What is asked:
In the material below, start at the line containing "class-values: CC no_CC (214, 384, 918, 411)" and stop after the line containing "row-label: Subjects (Blocks". Update those lines by replacing "table-row" with "data-row" and leave everything else unchanged.
★ ★ ★
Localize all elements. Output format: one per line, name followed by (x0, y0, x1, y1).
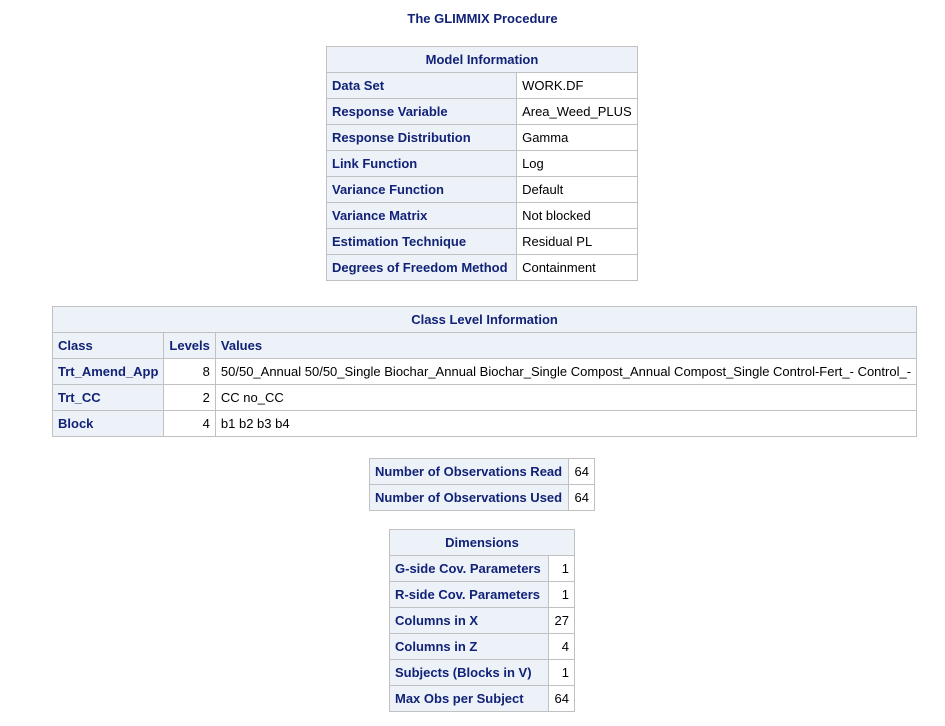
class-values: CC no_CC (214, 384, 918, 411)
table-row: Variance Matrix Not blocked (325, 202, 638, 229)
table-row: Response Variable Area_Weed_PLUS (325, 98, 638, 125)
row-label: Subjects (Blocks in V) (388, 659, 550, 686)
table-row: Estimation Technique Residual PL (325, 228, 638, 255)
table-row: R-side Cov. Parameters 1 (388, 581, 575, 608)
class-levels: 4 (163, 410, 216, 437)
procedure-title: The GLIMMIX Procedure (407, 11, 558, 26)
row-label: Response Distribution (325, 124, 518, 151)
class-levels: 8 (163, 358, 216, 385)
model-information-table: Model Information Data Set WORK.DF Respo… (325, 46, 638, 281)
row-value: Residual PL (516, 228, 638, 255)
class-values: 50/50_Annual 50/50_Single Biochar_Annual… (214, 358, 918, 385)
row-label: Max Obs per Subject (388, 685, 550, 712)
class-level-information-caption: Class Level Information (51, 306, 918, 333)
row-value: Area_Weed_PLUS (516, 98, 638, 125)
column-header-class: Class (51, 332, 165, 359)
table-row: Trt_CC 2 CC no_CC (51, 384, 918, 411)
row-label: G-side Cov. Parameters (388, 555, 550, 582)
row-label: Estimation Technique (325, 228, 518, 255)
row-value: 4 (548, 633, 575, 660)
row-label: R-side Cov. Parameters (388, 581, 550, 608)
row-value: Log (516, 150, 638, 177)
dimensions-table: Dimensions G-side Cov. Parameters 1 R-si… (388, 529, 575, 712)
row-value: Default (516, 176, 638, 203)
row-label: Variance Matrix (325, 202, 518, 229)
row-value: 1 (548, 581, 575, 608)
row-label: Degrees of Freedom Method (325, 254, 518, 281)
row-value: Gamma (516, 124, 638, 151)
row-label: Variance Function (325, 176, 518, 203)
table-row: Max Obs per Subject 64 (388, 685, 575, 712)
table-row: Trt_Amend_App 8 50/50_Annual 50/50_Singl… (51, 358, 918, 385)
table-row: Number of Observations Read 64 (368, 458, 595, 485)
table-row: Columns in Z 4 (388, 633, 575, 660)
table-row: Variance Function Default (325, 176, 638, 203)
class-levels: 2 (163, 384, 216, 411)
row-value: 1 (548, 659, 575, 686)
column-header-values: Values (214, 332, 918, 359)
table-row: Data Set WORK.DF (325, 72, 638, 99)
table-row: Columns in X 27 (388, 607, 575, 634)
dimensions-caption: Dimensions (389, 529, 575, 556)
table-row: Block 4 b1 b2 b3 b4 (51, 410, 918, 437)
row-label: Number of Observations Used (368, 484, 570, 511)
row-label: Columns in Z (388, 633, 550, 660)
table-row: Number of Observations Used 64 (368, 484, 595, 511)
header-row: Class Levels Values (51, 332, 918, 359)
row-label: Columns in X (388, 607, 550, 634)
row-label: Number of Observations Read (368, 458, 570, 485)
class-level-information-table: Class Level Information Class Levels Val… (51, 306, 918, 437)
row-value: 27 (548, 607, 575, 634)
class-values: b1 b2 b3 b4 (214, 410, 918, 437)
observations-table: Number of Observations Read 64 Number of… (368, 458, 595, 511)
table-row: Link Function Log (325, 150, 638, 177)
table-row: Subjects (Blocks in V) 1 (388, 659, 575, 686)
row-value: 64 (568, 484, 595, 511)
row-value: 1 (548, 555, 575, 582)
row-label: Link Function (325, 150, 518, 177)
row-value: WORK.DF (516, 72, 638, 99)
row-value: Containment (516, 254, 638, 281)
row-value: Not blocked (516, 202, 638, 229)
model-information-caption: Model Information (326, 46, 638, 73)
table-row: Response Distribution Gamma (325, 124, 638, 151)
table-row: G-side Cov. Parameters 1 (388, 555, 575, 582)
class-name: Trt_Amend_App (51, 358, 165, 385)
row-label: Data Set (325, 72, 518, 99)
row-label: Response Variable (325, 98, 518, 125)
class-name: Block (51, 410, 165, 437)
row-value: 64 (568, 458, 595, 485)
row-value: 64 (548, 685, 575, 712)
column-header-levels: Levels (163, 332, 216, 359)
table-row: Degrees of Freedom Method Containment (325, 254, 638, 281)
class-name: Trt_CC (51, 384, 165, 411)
★ ★ ★
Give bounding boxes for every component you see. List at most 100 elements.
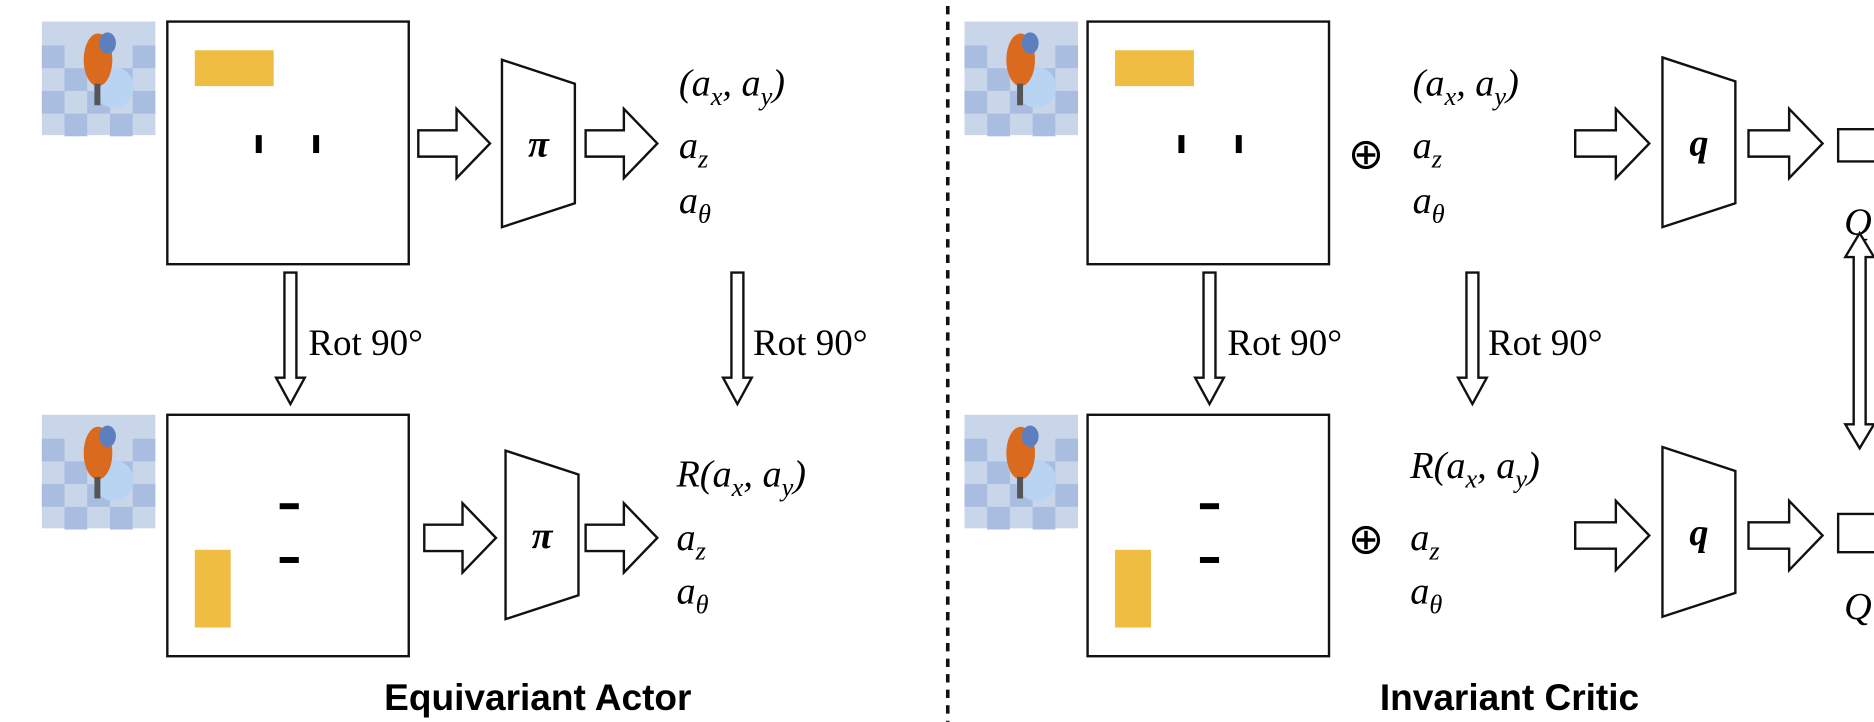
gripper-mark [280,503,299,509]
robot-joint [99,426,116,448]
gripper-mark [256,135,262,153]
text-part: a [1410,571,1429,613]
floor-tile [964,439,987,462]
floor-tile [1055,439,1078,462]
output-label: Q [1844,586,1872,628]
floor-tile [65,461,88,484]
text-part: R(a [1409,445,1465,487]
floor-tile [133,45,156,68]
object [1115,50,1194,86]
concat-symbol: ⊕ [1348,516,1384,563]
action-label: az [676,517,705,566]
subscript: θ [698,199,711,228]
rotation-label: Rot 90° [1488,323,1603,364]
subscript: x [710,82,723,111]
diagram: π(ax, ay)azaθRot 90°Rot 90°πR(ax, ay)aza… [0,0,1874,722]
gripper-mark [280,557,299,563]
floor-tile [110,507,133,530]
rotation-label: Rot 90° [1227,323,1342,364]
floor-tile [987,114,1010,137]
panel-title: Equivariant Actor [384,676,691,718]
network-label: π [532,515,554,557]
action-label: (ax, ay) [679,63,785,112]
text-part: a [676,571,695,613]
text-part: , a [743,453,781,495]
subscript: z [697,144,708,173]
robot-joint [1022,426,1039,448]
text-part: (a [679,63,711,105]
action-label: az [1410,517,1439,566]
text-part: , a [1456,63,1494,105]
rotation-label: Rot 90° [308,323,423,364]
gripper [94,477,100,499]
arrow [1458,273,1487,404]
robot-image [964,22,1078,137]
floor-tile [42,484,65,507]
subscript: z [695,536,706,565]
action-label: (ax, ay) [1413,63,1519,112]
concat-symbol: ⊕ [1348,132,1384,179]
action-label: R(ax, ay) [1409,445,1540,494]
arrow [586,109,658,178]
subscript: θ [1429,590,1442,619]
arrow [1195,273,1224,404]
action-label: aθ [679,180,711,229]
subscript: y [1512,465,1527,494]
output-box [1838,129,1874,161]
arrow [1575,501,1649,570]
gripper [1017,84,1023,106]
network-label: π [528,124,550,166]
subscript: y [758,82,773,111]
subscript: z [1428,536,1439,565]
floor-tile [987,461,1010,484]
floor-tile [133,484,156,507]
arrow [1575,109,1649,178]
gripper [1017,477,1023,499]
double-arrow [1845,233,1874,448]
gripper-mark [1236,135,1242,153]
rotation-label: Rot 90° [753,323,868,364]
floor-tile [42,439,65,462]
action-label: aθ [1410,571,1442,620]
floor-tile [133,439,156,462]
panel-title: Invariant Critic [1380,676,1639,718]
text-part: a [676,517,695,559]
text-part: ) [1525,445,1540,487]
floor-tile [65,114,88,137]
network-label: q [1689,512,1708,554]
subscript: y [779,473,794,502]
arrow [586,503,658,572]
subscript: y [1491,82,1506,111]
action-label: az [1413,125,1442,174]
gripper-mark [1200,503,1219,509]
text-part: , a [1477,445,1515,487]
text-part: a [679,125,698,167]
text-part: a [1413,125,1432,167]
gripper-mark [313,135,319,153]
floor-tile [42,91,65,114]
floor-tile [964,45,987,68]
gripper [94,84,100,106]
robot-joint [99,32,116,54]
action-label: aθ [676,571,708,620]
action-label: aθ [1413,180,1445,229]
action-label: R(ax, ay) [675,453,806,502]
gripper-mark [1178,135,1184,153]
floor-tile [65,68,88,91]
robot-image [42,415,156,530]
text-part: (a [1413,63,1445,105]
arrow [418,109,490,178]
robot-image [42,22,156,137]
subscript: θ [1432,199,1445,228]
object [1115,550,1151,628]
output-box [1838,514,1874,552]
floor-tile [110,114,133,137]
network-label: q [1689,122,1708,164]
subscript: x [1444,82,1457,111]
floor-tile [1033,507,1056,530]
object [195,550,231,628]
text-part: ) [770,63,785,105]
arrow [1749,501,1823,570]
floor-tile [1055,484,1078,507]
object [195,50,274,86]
★ ★ ★
Solution to this problem:
class-values: CC no_CC (214, 384, 918, 411)
data-row: Variance Matrix Not blocked (325, 202, 638, 229)
data-row: Response Variable Area_Weed_PLUS (325, 98, 638, 125)
row-label: Subjects (Blocks in V) (388, 659, 550, 686)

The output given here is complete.